Copy out the listing that follows, exactly, without its pictures.

## Start Data shown

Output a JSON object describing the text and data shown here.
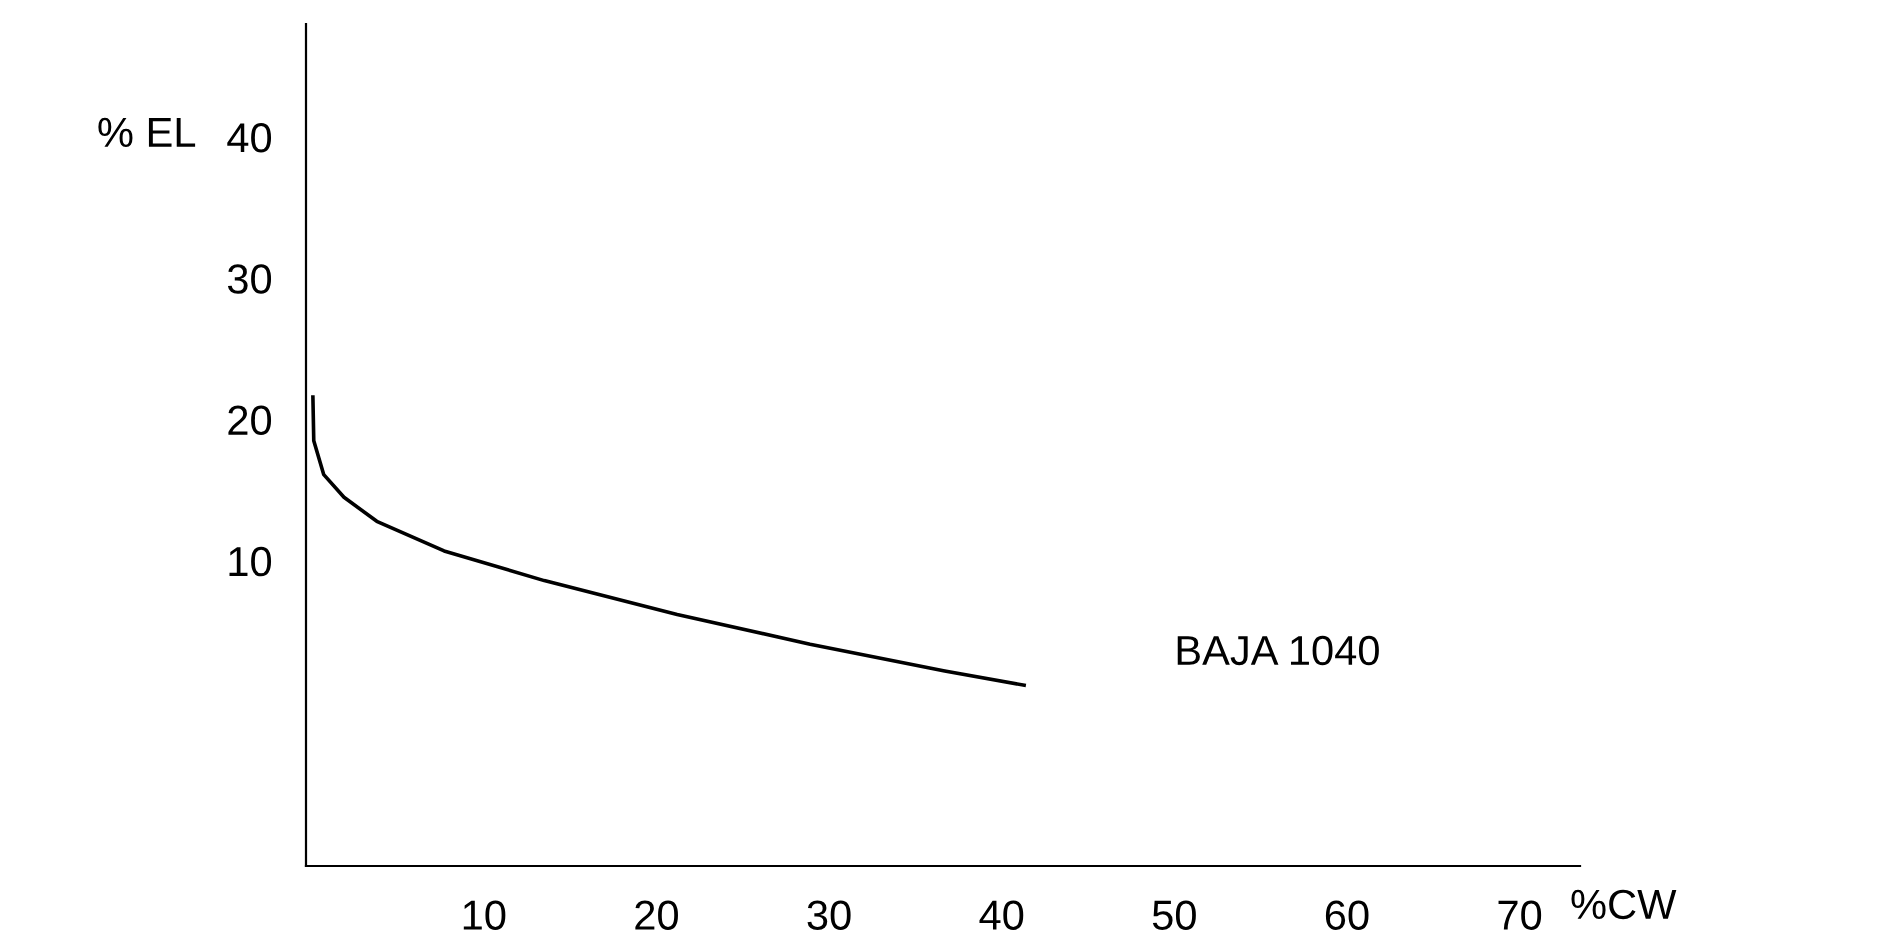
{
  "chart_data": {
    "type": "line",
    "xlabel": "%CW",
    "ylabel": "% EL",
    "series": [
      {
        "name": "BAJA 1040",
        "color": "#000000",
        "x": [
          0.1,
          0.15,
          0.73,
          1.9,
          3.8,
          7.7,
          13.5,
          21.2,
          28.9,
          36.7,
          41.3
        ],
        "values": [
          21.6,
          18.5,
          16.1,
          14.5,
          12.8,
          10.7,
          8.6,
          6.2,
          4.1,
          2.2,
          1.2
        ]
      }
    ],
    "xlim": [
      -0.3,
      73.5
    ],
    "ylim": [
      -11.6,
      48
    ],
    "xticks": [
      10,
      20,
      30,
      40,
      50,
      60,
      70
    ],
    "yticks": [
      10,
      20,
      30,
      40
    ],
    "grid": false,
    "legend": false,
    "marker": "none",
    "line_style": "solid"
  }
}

## End Data shown

* [Exercise result]
Output a JSON object describing the text and data shown here.
{
  "chart_data": {
    "type": "line",
    "xlabel": "%CW",
    "ylabel": "% EL",
    "series": [
      {
        "name": "BAJA 1040",
        "color": "#000000",
        "x": [
          0.1,
          0.15,
          0.73,
          1.9,
          3.8,
          7.7,
          13.5,
          21.2,
          28.9,
          36.7,
          41.3
        ],
        "values": [
          21.6,
          18.5,
          16.1,
          14.5,
          12.8,
          10.7,
          8.6,
          6.2,
          4.1,
          2.2,
          1.2
        ]
      }
    ],
    "xlim": [
      -0.3,
      73.5
    ],
    "ylim": [
      -11.6,
      48
    ],
    "xticks": [
      10,
      20,
      30,
      40,
      50,
      60,
      70
    ],
    "yticks": [
      10,
      20,
      30,
      40
    ],
    "grid": false,
    "legend": false,
    "marker": "none",
    "line_style": "solid"
  }
}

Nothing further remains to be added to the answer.